■ **Data listing**
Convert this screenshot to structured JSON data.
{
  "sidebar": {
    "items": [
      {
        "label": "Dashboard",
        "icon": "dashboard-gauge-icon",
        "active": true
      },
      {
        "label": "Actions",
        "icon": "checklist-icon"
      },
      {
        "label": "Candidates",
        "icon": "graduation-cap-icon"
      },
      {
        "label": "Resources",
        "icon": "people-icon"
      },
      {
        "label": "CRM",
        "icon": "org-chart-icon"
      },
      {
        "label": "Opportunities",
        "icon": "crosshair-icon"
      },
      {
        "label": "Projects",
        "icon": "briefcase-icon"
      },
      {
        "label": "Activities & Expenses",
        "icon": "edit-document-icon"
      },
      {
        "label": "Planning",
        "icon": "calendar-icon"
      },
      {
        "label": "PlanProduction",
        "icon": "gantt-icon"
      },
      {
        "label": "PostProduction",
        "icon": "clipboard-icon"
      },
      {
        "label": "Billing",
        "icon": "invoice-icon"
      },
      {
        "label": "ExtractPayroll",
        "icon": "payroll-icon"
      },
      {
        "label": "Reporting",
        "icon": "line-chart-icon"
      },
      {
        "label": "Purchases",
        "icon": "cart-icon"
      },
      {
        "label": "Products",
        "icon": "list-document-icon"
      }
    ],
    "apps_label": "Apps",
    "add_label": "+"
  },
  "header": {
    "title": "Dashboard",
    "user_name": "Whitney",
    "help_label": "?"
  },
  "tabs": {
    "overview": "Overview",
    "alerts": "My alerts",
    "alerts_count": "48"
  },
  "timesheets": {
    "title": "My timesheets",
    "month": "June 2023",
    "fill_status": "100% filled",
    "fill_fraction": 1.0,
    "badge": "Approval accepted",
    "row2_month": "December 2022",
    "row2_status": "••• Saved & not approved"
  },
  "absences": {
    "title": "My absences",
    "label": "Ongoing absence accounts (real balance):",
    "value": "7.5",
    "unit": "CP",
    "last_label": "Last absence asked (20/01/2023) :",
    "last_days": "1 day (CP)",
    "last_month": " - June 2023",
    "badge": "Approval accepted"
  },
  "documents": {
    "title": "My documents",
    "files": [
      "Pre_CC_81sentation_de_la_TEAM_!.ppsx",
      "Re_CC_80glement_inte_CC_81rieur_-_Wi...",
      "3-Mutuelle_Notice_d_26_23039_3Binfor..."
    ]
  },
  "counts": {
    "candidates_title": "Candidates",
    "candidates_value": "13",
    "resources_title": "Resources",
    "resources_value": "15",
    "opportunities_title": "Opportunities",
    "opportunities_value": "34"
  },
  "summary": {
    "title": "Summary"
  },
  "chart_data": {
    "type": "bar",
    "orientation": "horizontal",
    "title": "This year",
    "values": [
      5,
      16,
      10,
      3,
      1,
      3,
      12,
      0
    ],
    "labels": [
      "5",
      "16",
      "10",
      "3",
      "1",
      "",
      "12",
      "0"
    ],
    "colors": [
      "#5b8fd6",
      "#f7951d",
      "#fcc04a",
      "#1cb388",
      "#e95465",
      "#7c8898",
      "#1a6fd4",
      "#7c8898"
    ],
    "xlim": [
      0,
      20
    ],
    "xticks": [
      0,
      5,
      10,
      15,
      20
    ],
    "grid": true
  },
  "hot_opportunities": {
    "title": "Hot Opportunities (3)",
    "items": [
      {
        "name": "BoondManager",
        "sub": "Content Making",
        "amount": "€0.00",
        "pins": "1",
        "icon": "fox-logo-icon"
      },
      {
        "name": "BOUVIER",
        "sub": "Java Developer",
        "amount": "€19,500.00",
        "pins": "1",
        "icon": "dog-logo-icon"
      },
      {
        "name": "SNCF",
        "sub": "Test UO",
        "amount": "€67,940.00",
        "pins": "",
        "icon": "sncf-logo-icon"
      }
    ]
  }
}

■ **Written exercise**
Exactly reproduce all of the entries above.

■ **Completed task**
Convert this screenshot to structured JSON data.
{
  "sidebar": {
    "items": [
      {
        "label": "Dashboard",
        "icon": "dashboard-gauge-icon",
        "active": true
      },
      {
        "label": "Actions",
        "icon": "checklist-icon"
      },
      {
        "label": "Candidates",
        "icon": "graduation-cap-icon"
      },
      {
        "label": "Resources",
        "icon": "people-icon"
      },
      {
        "label": "CRM",
        "icon": "org-chart-icon"
      },
      {
        "label": "Opportunities",
        "icon": "crosshair-icon"
      },
      {
        "label": "Projects",
        "icon": "briefcase-icon"
      },
      {
        "label": "Activities & Expenses",
        "icon": "edit-document-icon"
      },
      {
        "label": "Planning",
        "icon": "calendar-icon"
      },
      {
        "label": "PlanProduction",
        "icon": "gantt-icon"
      },
      {
        "label": "PostProduction",
        "icon": "clipboard-icon"
      },
      {
        "label": "Billing",
        "icon": "invoice-icon"
      },
      {
        "label": "ExtractPayroll",
        "icon": "payroll-icon"
      },
      {
        "label": "Reporting",
        "icon": "line-chart-icon"
      },
      {
        "label": "Purchases",
        "icon": "cart-icon"
      },
      {
        "label": "Products",
        "icon": "list-document-icon"
      }
    ],
    "apps_label": "Apps",
    "add_label": "+"
  },
  "header": {
    "title": "Dashboard",
    "user_name": "Whitney",
    "help_label": "?"
  },
  "tabs": {
    "overview": "Overview",
    "alerts": "My alerts",
    "alerts_count": "48"
  },
  "timesheets": {
    "title": "My timesheets",
    "month": "June 2023",
    "fill_status": "100% filled",
    "fill_fraction": 1.0,
    "badge": "Approval accepted",
    "row2_month": "December 2022",
    "row2_status": "••• Saved & not approved"
  },
  "absences": {
    "title": "My absences",
    "label": "Ongoing absence accounts (real balance):",
    "value": "7.5",
    "unit": "CP",
    "last_label": "Last absence asked (20/01/2023) :",
    "last_days": "1 day (CP)",
    "last_month": " - June 2023",
    "badge": "Approval accepted"
  },
  "documents": {
    "title": "My documents",
    "files": [
      "Pre_CC_81sentation_de_la_TEAM_!.ppsx",
      "Re_CC_80glement_inte_CC_81rieur_-_Wi...",
      "3-Mutuelle_Notice_d_26_23039_3Binfor..."
    ]
  },
  "counts": {
    "candidates_title": "Candidates",
    "candidates_value": "13",
    "resources_title": "Resources",
    "resources_value": "15",
    "opportunities_title": "Opportunities",
    "opportunities_value": "34"
  },
  "summary": {
    "title": "Summary"
  },
  "chart_data": {
    "type": "bar",
    "orientation": "horizontal",
    "title": "This year",
    "values": [
      5,
      16,
      10,
      3,
      1,
      3,
      12,
      0
    ],
    "labels": [
      "5",
      "16",
      "10",
      "3",
      "1",
      "",
      "12",
      "0"
    ],
    "colors": [
      "#5b8fd6",
      "#f7951d",
      "#fcc04a",
      "#1cb388",
      "#e95465",
      "#7c8898",
      "#1a6fd4",
      "#7c8898"
    ],
    "xlim": [
      0,
      20
    ],
    "xticks": [
      0,
      5,
      10,
      15,
      20
    ],
    "grid": true
  },
  "hot_opportunities": {
    "title": "Hot Opportunities (3)",
    "items": [
      {
        "name": "BoondManager",
        "sub": "Content Making",
        "amount": "€0.00",
        "pins": "1",
        "icon": "fox-logo-icon"
      },
      {
        "name": "BOUVIER",
        "sub": "Java Developer",
        "amount": "€19,500.00",
        "pins": "1",
        "icon": "dog-logo-icon"
      },
      {
        "name": "SNCF",
        "sub": "Test UO",
        "amount": "€67,940.00",
        "pins": "",
        "icon": "sncf-logo-icon"
      }
    ]
  }
}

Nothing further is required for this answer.